[Collection entries]

—————

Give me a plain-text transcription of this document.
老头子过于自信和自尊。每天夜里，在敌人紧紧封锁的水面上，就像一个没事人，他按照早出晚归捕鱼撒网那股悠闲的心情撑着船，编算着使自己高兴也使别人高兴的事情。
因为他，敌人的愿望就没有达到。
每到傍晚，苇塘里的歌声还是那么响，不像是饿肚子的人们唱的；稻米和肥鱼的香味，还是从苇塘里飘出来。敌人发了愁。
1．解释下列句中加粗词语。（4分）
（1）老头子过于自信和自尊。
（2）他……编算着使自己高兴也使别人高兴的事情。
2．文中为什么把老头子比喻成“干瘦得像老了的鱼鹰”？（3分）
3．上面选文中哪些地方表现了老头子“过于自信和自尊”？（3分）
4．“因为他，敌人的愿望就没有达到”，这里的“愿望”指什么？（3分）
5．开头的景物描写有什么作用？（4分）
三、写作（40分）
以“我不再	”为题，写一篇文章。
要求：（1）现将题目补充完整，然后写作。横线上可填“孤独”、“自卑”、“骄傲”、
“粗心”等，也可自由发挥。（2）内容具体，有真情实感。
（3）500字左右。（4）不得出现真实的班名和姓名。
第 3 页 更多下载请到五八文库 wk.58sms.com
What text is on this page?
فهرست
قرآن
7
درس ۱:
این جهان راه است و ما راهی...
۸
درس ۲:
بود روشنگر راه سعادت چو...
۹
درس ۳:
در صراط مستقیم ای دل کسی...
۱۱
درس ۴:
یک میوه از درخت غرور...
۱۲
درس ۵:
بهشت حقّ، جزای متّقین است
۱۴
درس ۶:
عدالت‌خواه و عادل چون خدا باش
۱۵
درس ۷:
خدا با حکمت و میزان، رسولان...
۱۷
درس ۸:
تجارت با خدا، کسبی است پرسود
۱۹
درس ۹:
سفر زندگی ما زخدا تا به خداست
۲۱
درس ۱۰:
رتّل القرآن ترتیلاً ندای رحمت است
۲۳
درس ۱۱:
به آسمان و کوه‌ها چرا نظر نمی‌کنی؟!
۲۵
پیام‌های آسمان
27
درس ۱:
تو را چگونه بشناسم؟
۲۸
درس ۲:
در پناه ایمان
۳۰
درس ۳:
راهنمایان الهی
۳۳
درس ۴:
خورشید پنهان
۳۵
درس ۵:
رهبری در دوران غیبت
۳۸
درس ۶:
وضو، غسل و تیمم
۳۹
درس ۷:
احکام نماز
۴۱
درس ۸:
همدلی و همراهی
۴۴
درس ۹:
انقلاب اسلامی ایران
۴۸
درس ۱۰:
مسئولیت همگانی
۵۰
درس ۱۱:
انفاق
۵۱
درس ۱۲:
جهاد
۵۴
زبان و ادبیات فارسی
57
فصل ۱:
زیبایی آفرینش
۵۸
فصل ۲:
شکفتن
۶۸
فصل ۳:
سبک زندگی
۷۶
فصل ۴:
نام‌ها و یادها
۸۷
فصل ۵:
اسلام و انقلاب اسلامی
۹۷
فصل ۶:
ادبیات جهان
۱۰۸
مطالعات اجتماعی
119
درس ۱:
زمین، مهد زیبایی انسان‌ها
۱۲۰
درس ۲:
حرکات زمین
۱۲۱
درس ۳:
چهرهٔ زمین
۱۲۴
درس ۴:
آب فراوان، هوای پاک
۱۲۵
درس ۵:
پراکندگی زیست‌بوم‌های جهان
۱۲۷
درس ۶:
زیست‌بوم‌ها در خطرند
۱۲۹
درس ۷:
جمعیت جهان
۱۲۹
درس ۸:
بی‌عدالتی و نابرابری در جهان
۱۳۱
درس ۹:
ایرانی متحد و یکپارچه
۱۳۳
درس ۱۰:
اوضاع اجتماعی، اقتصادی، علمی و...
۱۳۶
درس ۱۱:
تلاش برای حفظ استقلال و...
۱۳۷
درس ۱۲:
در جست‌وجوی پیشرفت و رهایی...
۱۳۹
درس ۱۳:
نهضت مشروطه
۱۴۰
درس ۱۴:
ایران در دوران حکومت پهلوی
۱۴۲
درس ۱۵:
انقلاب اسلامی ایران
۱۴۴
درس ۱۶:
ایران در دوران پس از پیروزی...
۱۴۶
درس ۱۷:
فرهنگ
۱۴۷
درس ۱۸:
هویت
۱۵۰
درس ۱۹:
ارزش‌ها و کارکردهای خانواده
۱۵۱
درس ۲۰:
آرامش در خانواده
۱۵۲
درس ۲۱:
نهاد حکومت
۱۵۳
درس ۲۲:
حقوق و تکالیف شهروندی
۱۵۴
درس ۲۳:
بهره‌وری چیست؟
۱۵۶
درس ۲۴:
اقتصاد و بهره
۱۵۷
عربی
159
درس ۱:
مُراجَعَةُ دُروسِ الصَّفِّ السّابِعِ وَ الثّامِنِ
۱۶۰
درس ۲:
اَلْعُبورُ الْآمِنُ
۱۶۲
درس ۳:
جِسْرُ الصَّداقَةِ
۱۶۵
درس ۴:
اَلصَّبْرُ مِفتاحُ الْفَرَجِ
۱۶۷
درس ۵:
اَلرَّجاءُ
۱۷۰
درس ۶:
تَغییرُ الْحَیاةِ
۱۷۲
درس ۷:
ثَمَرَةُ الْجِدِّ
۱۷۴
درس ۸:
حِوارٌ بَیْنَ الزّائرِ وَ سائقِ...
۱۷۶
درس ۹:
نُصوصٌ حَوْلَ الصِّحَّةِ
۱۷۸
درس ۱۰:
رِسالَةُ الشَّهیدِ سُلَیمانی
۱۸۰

—————

§ TASK PROMPT:
Across all the entries, count the lines that contain the word "编算着使自己高兴也使别人高兴的事情" and give the number by itself.

§ COMPLETE OUTPUT:
2